Give exactly the lines from the one with "Enumerate this screenshot's" through the final line of the listing below, both included, leaving out any pictures.

[Dataset entries on figures]
***
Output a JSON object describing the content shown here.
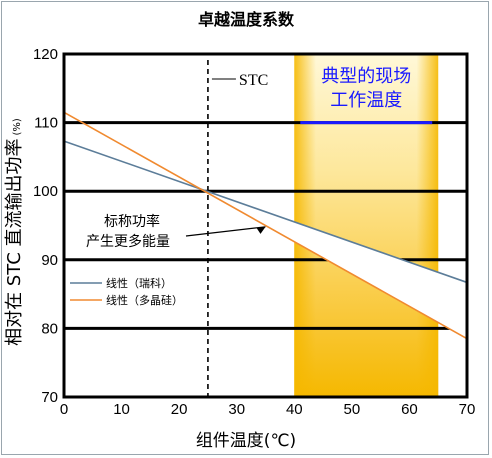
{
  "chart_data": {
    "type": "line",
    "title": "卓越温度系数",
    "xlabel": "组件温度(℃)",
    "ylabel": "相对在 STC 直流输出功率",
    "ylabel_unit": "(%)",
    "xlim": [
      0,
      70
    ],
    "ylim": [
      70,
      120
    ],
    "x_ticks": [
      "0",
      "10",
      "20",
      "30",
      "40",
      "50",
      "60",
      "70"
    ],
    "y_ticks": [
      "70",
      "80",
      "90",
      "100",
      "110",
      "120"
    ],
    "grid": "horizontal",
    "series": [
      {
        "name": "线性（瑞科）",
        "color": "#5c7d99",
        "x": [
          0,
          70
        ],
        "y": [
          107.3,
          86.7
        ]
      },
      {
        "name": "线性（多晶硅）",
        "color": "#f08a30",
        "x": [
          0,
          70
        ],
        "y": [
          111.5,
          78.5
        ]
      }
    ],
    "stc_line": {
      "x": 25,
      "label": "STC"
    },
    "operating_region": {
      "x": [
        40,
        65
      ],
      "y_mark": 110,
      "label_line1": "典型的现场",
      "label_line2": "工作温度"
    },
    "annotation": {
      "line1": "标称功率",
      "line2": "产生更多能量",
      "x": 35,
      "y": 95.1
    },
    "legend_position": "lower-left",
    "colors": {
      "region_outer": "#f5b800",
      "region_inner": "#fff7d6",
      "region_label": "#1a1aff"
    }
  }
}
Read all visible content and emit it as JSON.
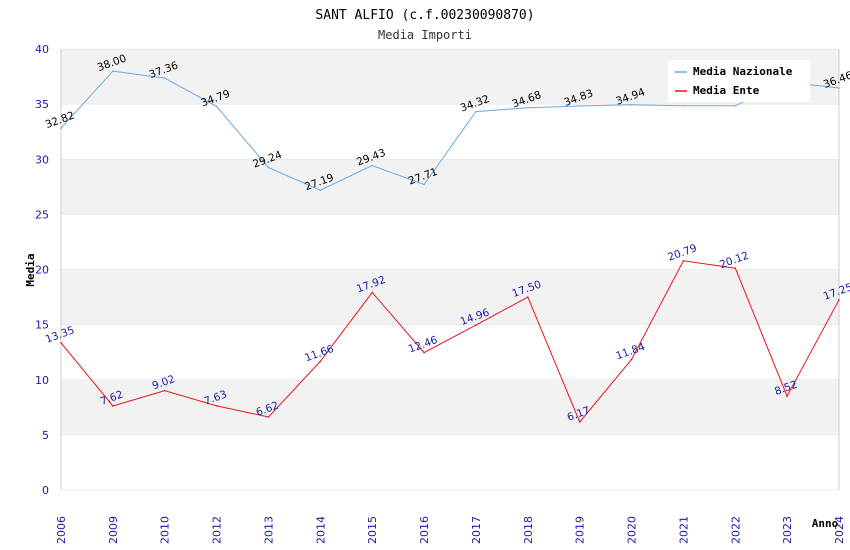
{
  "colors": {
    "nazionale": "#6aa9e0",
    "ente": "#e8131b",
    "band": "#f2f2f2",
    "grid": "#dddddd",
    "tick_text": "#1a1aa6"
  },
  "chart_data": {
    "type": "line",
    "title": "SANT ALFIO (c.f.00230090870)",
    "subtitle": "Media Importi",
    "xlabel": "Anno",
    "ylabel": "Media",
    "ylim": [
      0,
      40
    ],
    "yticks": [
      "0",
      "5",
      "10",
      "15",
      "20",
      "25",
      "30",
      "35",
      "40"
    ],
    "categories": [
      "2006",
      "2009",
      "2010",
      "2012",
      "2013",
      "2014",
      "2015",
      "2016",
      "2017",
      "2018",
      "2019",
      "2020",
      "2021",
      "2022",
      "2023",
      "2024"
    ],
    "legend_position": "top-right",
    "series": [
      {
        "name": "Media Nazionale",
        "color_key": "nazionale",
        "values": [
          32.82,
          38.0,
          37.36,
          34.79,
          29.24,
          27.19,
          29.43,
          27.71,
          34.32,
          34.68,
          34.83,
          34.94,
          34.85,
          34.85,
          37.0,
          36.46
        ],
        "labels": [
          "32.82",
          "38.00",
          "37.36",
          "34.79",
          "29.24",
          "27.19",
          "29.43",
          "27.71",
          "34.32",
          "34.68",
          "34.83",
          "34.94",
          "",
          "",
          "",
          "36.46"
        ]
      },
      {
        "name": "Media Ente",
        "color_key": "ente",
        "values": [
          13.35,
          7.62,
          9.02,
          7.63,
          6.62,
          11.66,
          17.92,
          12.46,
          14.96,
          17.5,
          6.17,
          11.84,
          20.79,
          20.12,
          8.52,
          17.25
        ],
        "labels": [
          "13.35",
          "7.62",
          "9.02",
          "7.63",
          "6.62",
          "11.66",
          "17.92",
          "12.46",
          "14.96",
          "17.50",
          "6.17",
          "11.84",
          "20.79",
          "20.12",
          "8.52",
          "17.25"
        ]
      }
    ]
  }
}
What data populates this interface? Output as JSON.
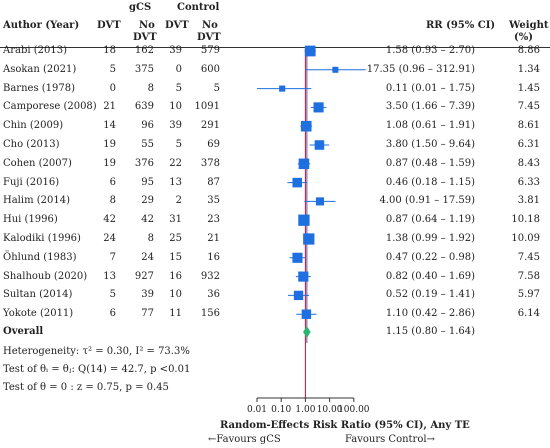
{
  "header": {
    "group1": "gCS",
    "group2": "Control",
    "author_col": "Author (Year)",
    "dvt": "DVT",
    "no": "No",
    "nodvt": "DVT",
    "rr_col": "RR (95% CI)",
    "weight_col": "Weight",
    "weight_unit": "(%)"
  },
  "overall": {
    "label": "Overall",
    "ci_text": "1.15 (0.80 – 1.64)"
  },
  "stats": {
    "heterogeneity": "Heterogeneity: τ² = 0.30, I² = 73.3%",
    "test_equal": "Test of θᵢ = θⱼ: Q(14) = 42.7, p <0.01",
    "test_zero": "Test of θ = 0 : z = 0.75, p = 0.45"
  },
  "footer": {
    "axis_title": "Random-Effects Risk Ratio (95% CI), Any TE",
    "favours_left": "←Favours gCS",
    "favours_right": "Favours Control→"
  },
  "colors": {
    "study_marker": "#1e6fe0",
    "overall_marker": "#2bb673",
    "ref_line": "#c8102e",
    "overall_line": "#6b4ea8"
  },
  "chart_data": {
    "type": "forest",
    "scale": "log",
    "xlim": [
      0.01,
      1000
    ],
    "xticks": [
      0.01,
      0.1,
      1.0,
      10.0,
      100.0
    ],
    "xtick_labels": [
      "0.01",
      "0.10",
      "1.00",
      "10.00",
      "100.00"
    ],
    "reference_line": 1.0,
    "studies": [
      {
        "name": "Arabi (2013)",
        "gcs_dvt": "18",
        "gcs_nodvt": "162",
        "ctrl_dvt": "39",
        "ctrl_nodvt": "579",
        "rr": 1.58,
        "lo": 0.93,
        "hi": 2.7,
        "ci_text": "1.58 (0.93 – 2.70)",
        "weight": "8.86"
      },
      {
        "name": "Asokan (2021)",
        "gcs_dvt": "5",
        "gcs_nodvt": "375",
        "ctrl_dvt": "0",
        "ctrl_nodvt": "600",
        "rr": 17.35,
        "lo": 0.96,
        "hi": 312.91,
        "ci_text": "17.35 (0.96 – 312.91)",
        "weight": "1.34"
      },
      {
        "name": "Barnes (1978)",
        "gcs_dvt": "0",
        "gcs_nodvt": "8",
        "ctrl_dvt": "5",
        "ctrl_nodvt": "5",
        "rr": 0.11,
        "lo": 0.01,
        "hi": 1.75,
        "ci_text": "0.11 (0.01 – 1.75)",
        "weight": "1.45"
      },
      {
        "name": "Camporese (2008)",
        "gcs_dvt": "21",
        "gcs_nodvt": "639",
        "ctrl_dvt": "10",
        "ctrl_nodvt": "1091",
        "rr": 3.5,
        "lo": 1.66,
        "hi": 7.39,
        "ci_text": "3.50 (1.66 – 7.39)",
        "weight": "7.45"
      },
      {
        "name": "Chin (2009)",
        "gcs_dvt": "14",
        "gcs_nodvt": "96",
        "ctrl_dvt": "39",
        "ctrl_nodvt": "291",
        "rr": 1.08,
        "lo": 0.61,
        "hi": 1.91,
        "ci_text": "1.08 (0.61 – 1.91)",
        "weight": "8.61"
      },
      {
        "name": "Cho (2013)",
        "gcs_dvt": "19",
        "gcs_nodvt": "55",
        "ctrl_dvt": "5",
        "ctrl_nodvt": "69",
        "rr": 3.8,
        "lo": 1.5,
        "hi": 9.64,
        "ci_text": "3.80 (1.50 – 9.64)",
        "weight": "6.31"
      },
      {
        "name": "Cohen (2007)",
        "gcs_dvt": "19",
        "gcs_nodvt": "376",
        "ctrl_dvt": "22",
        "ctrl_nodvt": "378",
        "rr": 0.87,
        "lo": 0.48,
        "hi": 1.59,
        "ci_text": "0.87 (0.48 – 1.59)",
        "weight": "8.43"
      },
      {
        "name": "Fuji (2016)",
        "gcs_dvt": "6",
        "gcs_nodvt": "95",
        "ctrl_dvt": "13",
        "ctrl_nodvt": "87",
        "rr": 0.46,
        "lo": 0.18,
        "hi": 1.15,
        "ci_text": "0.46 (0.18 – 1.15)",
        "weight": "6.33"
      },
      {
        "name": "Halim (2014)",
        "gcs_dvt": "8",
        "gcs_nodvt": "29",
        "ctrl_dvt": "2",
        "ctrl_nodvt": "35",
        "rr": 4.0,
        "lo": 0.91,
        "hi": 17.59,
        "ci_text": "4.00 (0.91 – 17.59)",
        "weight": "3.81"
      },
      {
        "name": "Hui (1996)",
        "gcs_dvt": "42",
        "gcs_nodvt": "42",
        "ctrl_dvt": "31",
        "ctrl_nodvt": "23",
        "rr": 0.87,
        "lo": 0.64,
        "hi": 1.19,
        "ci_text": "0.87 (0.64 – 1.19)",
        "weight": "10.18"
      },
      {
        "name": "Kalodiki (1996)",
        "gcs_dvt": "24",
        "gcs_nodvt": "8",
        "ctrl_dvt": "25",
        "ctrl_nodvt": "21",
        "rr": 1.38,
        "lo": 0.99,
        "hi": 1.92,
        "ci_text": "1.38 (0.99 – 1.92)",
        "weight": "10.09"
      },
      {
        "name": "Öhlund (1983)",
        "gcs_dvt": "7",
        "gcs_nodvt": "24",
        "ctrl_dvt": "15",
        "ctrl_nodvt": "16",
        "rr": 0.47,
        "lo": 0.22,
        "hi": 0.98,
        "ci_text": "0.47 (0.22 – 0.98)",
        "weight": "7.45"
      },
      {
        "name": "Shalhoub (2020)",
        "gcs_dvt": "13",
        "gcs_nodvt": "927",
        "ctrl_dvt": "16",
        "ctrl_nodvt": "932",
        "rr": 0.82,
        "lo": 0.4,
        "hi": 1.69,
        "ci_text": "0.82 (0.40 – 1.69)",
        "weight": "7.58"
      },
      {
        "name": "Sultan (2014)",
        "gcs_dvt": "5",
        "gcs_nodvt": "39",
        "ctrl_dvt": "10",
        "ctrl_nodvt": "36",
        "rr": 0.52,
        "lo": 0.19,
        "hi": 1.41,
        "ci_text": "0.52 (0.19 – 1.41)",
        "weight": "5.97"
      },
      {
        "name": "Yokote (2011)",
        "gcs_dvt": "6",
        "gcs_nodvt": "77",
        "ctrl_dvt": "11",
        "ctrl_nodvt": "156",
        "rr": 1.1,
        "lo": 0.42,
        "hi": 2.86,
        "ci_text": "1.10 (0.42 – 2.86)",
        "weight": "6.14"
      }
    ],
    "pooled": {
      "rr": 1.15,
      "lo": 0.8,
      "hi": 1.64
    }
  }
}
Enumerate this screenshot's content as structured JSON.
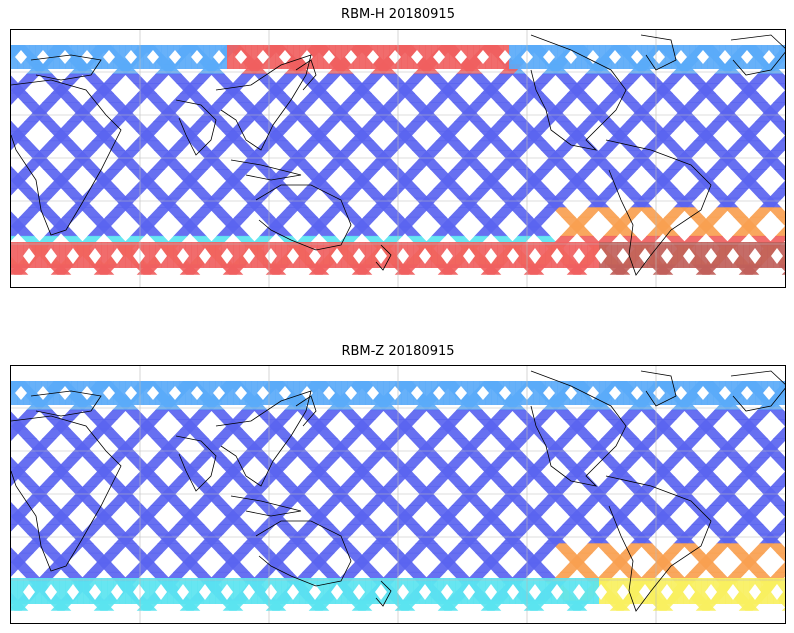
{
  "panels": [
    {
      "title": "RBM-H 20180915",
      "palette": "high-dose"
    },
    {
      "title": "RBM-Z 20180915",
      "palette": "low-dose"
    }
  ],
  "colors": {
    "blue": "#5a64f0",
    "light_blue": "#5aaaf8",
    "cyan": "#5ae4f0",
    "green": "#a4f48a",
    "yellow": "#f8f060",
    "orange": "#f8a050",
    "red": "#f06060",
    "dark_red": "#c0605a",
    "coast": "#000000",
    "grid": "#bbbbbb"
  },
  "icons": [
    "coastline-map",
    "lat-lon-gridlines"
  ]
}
***
ANSWER TO THE EXERCISE -
Enumerate this screenshot's content as structured JSON.
{
  "panels": [
    {
      "title": "RBM-H 20180915",
      "palette": "high-dose"
    },
    {
      "title": "RBM-Z 20180915",
      "palette": "low-dose"
    }
  ],
  "colors": {
    "blue": "#5a64f0",
    "light_blue": "#5aaaf8",
    "cyan": "#5ae4f0",
    "green": "#a4f48a",
    "yellow": "#f8f060",
    "orange": "#f8a050",
    "red": "#f06060",
    "dark_red": "#c0605a",
    "coast": "#000000",
    "grid": "#bbbbbb"
  },
  "icons": [
    "coastline-map",
    "lat-lon-gridlines"
  ]
}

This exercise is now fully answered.